▸ Exercise instructions
Sift the material for lines containing "Afdruk", and return them.

(Extracted records)
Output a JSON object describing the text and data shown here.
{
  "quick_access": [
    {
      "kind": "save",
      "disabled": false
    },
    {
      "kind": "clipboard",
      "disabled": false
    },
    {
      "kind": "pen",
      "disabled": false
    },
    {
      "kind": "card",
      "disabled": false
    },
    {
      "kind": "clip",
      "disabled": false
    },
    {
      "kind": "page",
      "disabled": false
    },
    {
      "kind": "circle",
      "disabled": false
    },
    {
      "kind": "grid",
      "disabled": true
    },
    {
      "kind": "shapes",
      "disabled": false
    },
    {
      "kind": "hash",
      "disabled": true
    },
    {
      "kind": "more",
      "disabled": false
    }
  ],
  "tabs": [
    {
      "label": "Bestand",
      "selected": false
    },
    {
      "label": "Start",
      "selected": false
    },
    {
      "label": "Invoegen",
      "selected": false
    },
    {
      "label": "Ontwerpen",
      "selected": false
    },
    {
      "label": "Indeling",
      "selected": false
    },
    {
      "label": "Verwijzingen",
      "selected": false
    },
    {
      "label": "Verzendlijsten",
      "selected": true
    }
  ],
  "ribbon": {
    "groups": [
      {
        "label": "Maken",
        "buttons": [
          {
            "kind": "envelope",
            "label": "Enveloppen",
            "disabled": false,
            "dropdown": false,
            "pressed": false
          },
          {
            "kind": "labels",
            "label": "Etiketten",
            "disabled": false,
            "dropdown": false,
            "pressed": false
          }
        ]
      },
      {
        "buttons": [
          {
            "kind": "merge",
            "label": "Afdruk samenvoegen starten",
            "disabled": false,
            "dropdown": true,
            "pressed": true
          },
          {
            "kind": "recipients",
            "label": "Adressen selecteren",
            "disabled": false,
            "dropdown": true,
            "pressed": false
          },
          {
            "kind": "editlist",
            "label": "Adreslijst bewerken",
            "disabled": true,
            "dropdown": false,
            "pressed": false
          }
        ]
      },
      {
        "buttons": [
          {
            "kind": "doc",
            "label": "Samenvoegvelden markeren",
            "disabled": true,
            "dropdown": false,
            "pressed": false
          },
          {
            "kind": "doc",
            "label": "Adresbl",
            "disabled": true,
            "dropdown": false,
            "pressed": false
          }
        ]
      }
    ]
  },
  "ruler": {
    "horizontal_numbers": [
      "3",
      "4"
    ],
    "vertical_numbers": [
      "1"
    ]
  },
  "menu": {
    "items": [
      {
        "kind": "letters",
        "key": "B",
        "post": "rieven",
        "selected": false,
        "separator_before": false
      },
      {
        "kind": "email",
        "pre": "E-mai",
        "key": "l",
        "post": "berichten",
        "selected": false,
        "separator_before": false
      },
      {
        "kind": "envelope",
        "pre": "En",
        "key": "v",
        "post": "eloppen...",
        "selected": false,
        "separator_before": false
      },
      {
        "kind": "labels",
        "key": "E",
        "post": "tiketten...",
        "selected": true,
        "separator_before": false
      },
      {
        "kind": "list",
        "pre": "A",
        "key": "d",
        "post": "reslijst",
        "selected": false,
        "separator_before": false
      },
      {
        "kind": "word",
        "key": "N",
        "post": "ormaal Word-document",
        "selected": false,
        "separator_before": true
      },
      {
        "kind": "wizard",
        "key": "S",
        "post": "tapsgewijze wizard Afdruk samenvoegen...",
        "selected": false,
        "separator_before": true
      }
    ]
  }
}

▸ Solution for this exercise
            "label": "Afdruk samenvoegen starten",
        "post": "tapsgewijze wizard Afdruk samenvoegen...",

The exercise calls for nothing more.